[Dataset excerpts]
▽

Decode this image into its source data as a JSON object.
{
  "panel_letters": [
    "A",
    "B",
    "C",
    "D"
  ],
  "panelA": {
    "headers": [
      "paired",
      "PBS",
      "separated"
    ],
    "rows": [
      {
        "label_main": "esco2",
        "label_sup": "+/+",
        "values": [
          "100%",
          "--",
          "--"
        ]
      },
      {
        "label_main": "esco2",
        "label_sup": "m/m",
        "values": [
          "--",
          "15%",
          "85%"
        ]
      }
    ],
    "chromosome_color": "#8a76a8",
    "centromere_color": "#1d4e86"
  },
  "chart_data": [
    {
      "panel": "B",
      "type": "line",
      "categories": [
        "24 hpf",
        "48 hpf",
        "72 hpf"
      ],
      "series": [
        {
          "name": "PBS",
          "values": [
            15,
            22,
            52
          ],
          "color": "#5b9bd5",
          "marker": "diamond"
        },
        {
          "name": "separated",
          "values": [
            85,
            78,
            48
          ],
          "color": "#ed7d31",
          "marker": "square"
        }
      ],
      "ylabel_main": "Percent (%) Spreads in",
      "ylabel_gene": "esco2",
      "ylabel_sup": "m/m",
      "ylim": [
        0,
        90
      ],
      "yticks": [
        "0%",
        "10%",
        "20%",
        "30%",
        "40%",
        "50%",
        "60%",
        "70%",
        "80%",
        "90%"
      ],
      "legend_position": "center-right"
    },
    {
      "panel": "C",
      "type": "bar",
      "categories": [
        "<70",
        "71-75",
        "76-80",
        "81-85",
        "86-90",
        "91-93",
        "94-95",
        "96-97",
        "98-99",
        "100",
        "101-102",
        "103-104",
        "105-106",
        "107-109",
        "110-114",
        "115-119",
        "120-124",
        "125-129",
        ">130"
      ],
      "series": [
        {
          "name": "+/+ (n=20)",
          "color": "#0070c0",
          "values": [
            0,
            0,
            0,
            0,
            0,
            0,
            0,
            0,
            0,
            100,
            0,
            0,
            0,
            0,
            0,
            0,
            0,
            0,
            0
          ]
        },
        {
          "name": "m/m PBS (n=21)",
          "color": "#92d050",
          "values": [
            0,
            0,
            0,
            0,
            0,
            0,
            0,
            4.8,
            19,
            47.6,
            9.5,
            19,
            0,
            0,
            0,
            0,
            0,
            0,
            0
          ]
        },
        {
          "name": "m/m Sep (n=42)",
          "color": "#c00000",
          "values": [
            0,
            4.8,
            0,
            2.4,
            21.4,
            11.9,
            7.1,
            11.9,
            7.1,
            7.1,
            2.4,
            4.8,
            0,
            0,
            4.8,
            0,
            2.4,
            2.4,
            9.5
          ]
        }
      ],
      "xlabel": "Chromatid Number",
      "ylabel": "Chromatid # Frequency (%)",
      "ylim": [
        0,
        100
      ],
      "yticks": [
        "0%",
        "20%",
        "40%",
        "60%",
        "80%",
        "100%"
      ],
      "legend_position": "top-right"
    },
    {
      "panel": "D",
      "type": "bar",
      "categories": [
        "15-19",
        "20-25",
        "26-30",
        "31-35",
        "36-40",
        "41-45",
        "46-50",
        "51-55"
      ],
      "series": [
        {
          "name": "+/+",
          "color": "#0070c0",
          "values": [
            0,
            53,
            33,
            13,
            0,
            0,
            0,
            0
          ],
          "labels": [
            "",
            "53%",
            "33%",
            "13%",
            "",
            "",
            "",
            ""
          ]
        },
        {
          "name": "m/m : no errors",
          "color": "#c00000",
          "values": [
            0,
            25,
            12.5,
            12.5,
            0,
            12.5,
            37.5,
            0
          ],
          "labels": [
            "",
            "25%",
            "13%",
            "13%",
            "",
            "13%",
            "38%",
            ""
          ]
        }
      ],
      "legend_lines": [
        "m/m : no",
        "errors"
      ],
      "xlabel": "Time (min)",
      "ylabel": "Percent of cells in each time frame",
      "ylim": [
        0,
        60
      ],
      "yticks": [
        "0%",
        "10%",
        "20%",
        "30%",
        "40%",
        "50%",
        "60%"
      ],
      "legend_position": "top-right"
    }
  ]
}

△

▶ **Task statement**: None of the records may be omitted; each is to be printed exactly.

▶ **Response area**:
Decode this image into its source data as a JSON object.
{
  "panel_letters": [
    "A",
    "B",
    "C",
    "D"
  ],
  "panelA": {
    "headers": [
      "paired",
      "PBS",
      "separated"
    ],
    "rows": [
      {
        "label_main": "esco2",
        "label_sup": "+/+",
        "values": [
          "100%",
          "--",
          "--"
        ]
      },
      {
        "label_main": "esco2",
        "label_sup": "m/m",
        "values": [
          "--",
          "15%",
          "85%"
        ]
      }
    ],
    "chromosome_color": "#8a76a8",
    "centromere_color": "#1d4e86"
  },
  "chart_data": [
    {
      "panel": "B",
      "type": "line",
      "categories": [
        "24 hpf",
        "48 hpf",
        "72 hpf"
      ],
      "series": [
        {
          "name": "PBS",
          "values": [
            15,
            22,
            52
          ],
          "color": "#5b9bd5",
          "marker": "diamond"
        },
        {
          "name": "separated",
          "values": [
            85,
            78,
            48
          ],
          "color": "#ed7d31",
          "marker": "square"
        }
      ],
      "ylabel_main": "Percent (%) Spreads in",
      "ylabel_gene": "esco2",
      "ylabel_sup": "m/m",
      "ylim": [
        0,
        90
      ],
      "yticks": [
        "0%",
        "10%",
        "20%",
        "30%",
        "40%",
        "50%",
        "60%",
        "70%",
        "80%",
        "90%"
      ],
      "legend_position": "center-right"
    },
    {
      "panel": "C",
      "type": "bar",
      "categories": [
        "<70",
        "71-75",
        "76-80",
        "81-85",
        "86-90",
        "91-93",
        "94-95",
        "96-97",
        "98-99",
        "100",
        "101-102",
        "103-104",
        "105-106",
        "107-109",
        "110-114",
        "115-119",
        "120-124",
        "125-129",
        ">130"
      ],
      "series": [
        {
          "name": "+/+ (n=20)",
          "color": "#0070c0",
          "values": [
            0,
            0,
            0,
            0,
            0,
            0,
            0,
            0,
            0,
            100,
            0,
            0,
            0,
            0,
            0,
            0,
            0,
            0,
            0
          ]
        },
        {
          "name": "m/m PBS (n=21)",
          "color": "#92d050",
          "values": [
            0,
            0,
            0,
            0,
            0,
            0,
            0,
            4.8,
            19,
            47.6,
            9.5,
            19,
            0,
            0,
            0,
            0,
            0,
            0,
            0
          ]
        },
        {
          "name": "m/m Sep (n=42)",
          "color": "#c00000",
          "values": [
            0,
            4.8,
            0,
            2.4,
            21.4,
            11.9,
            7.1,
            11.9,
            7.1,
            7.1,
            2.4,
            4.8,
            0,
            0,
            4.8,
            0,
            2.4,
            2.4,
            9.5
          ]
        }
      ],
      "xlabel": "Chromatid Number",
      "ylabel": "Chromatid # Frequency (%)",
      "ylim": [
        0,
        100
      ],
      "yticks": [
        "0%",
        "20%",
        "40%",
        "60%",
        "80%",
        "100%"
      ],
      "legend_position": "top-right"
    },
    {
      "panel": "D",
      "type": "bar",
      "categories": [
        "15-19",
        "20-25",
        "26-30",
        "31-35",
        "36-40",
        "41-45",
        "46-50",
        "51-55"
      ],
      "series": [
        {
          "name": "+/+",
          "color": "#0070c0",
          "values": [
            0,
            53,
            33,
            13,
            0,
            0,
            0,
            0
          ],
          "labels": [
            "",
            "53%",
            "33%",
            "13%",
            "",
            "",
            "",
            ""
          ]
        },
        {
          "name": "m/m : no errors",
          "color": "#c00000",
          "values": [
            0,
            25,
            12.5,
            12.5,
            0,
            12.5,
            37.5,
            0
          ],
          "labels": [
            "",
            "25%",
            "13%",
            "13%",
            "",
            "13%",
            "38%",
            ""
          ]
        }
      ],
      "legend_lines": [
        "m/m : no",
        "errors"
      ],
      "xlabel": "Time (min)",
      "ylabel": "Percent of cells in each time frame",
      "ylim": [
        0,
        60
      ],
      "yticks": [
        "0%",
        "10%",
        "20%",
        "30%",
        "40%",
        "50%",
        "60%"
      ],
      "legend_position": "top-right"
    }
  ]
}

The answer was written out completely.